_Prompt_
Keep the pictures out and restate every record exactly.
-- BEGIN --
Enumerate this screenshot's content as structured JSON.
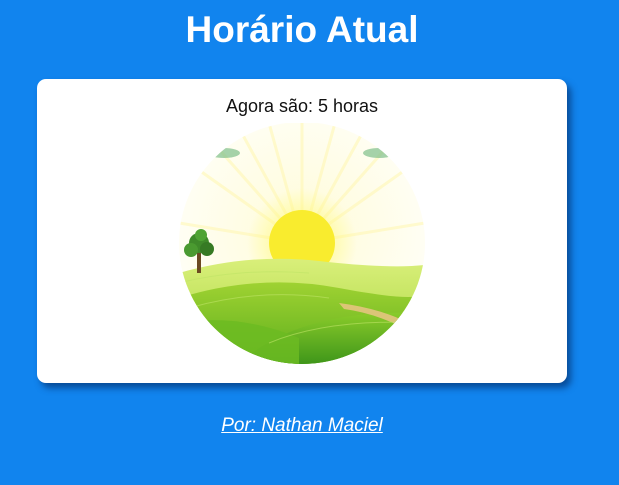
{
  "header": {
    "title": "Horário Atual"
  },
  "card": {
    "hour_text": "Agora são: 5 horas",
    "image": {
      "icon": "sunrise-landscape-illustration"
    }
  },
  "footer": {
    "credit": "Por: Nathan Maciel"
  },
  "colors": {
    "background": "#1184ee",
    "card": "#ffffff",
    "sun": "#f7e83a",
    "grass": "#7cc72a"
  }
}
-- END --
_Solved problem_
Enumerate this screenshot's content as structured JSON.
{
  "header": {
    "title": "Horário Atual"
  },
  "card": {
    "hour_text": "Agora são: 5 horas",
    "image": {
      "icon": "sunrise-landscape-illustration"
    }
  },
  "footer": {
    "credit": "Por: Nathan Maciel"
  },
  "colors": {
    "background": "#1184ee",
    "card": "#ffffff",
    "sun": "#f7e83a",
    "grass": "#7cc72a"
  }
}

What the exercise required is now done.